● Instruction: Reproduce the records below in full and without edits, omitting images.

● Input rows:
════════

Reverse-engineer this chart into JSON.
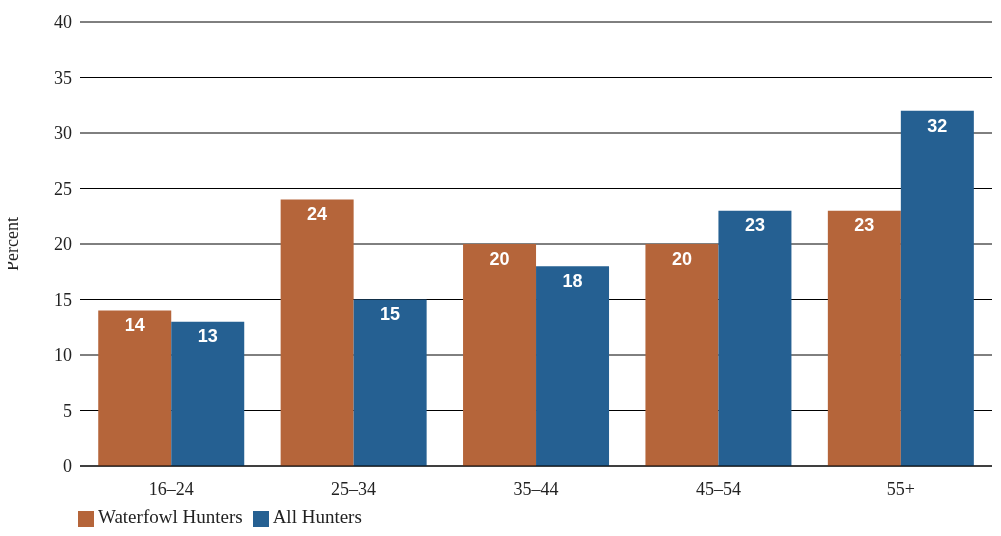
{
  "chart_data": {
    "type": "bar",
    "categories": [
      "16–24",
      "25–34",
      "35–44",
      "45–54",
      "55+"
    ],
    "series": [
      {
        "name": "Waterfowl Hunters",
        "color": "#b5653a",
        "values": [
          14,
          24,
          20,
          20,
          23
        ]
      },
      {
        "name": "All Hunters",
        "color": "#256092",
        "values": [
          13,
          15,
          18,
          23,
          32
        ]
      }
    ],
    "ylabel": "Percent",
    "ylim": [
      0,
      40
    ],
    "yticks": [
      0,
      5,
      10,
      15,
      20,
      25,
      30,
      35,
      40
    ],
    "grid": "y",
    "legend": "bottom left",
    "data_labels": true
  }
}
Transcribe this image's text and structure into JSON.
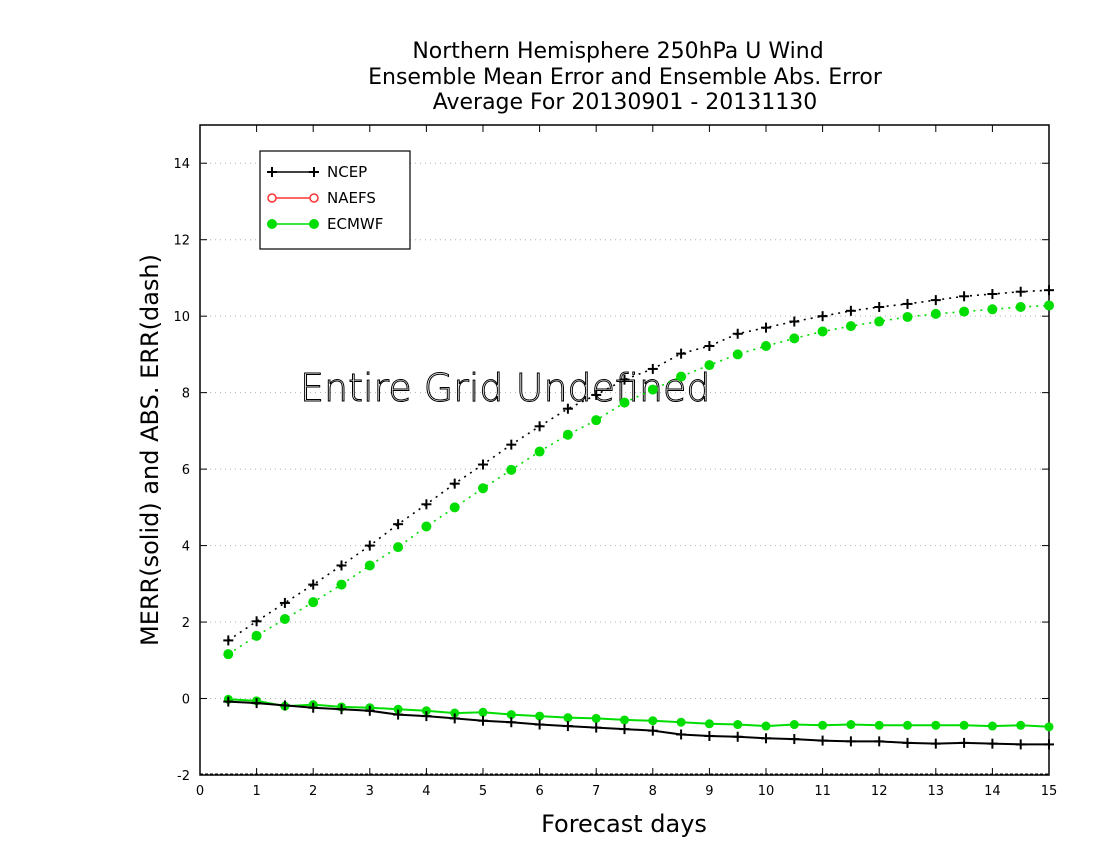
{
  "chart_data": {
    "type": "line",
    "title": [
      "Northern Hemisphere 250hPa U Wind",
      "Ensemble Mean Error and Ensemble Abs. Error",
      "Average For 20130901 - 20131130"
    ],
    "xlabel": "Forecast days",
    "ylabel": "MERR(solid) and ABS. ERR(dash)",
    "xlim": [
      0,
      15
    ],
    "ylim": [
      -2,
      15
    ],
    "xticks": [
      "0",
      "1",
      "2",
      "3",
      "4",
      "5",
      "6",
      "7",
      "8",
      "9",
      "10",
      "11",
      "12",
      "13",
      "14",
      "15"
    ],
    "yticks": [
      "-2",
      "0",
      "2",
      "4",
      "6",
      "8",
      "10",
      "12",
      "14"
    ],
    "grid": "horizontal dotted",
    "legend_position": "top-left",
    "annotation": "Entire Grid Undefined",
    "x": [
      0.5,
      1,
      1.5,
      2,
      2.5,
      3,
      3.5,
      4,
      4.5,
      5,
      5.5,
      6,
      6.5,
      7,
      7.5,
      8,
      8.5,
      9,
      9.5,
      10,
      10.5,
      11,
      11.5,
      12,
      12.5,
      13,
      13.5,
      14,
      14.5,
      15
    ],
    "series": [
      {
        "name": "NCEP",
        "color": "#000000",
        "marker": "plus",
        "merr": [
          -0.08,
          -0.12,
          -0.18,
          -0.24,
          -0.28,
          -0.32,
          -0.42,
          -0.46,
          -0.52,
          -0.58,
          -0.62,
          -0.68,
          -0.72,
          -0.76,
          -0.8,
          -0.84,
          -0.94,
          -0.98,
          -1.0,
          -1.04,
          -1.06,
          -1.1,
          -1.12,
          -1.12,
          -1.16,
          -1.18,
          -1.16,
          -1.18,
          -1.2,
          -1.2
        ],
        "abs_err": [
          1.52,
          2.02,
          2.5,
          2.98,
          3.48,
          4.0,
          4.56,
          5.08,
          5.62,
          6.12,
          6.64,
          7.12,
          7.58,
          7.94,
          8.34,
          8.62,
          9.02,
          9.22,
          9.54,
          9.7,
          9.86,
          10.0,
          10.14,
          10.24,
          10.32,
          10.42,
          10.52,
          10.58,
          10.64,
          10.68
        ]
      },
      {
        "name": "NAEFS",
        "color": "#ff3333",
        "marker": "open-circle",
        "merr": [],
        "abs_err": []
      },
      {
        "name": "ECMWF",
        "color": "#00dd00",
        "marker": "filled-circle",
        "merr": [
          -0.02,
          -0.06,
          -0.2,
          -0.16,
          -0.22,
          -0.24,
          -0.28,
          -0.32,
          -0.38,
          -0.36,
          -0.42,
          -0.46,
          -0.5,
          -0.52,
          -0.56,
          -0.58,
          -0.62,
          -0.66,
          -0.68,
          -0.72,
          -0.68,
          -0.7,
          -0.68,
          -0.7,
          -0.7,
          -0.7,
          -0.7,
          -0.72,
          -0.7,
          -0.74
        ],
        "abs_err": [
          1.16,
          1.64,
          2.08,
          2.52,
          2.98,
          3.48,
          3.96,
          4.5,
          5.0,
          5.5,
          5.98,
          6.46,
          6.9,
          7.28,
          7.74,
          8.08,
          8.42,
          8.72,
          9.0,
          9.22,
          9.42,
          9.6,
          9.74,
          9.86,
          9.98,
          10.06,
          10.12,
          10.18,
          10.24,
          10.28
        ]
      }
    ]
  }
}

════════

● Answer:
Reverse-engineer this chart into JSON.
{
  "chart_data": {
    "type": "bar",
    "categories": [
      "16–24",
      "25–34",
      "35–44",
      "45–54",
      "55+"
    ],
    "series": [
      {
        "name": "Waterfowl Hunters",
        "color": "#b5653a",
        "values": [
          14,
          24,
          20,
          20,
          23
        ]
      },
      {
        "name": "All Hunters",
        "color": "#256092",
        "values": [
          13,
          15,
          18,
          23,
          32
        ]
      }
    ],
    "ylabel": "Percent",
    "ylim": [
      0,
      40
    ],
    "yticks": [
      0,
      5,
      10,
      15,
      20,
      25,
      30,
      35,
      40
    ],
    "grid": "y",
    "legend": "bottom left",
    "data_labels": true
  }
}
Transcribe this image's text and structure into JSON.
{
  "chart_data": {
    "type": "line",
    "title": [
      "Northern Hemisphere 250hPa U Wind",
      "Ensemble Mean Error and Ensemble Abs. Error",
      "Average For 20130901 - 20131130"
    ],
    "xlabel": "Forecast days",
    "ylabel": "MERR(solid) and ABS. ERR(dash)",
    "xlim": [
      0,
      15
    ],
    "ylim": [
      -2,
      15
    ],
    "xticks": [
      "0",
      "1",
      "2",
      "3",
      "4",
      "5",
      "6",
      "7",
      "8",
      "9",
      "10",
      "11",
      "12",
      "13",
      "14",
      "15"
    ],
    "yticks": [
      "-2",
      "0",
      "2",
      "4",
      "6",
      "8",
      "10",
      "12",
      "14"
    ],
    "grid": "horizontal dotted",
    "legend_position": "top-left",
    "annotation": "Entire Grid Undefined",
    "x": [
      0.5,
      1,
      1.5,
      2,
      2.5,
      3,
      3.5,
      4,
      4.5,
      5,
      5.5,
      6,
      6.5,
      7,
      7.5,
      8,
      8.5,
      9,
      9.5,
      10,
      10.5,
      11,
      11.5,
      12,
      12.5,
      13,
      13.5,
      14,
      14.5,
      15
    ],
    "series": [
      {
        "name": "NCEP",
        "color": "#000000",
        "marker": "plus",
        "merr": [
          -0.08,
          -0.12,
          -0.18,
          -0.24,
          -0.28,
          -0.32,
          -0.42,
          -0.46,
          -0.52,
          -0.58,
          -0.62,
          -0.68,
          -0.72,
          -0.76,
          -0.8,
          -0.84,
          -0.94,
          -0.98,
          -1.0,
          -1.04,
          -1.06,
          -1.1,
          -1.12,
          -1.12,
          -1.16,
          -1.18,
          -1.16,
          -1.18,
          -1.2,
          -1.2
        ],
        "abs_err": [
          1.52,
          2.02,
          2.5,
          2.98,
          3.48,
          4.0,
          4.56,
          5.08,
          5.62,
          6.12,
          6.64,
          7.12,
          7.58,
          7.94,
          8.34,
          8.62,
          9.02,
          9.22,
          9.54,
          9.7,
          9.86,
          10.0,
          10.14,
          10.24,
          10.32,
          10.42,
          10.52,
          10.58,
          10.64,
          10.68
        ]
      },
      {
        "name": "NAEFS",
        "color": "#ff3333",
        "marker": "open-circle",
        "merr": [],
        "abs_err": []
      },
      {
        "name": "ECMWF",
        "color": "#00dd00",
        "marker": "filled-circle",
        "merr": [
          -0.02,
          -0.06,
          -0.2,
          -0.16,
          -0.22,
          -0.24,
          -0.28,
          -0.32,
          -0.38,
          -0.36,
          -0.42,
          -0.46,
          -0.5,
          -0.52,
          -0.56,
          -0.58,
          -0.62,
          -0.66,
          -0.68,
          -0.72,
          -0.68,
          -0.7,
          -0.68,
          -0.7,
          -0.7,
          -0.7,
          -0.7,
          -0.72,
          -0.7,
          -0.74
        ],
        "abs_err": [
          1.16,
          1.64,
          2.08,
          2.52,
          2.98,
          3.48,
          3.96,
          4.5,
          5.0,
          5.5,
          5.98,
          6.46,
          6.9,
          7.28,
          7.74,
          8.08,
          8.42,
          8.72,
          9.0,
          9.22,
          9.42,
          9.6,
          9.74,
          9.86,
          9.98,
          10.06,
          10.12,
          10.18,
          10.24,
          10.28
        ]
      }
    ]
  }
}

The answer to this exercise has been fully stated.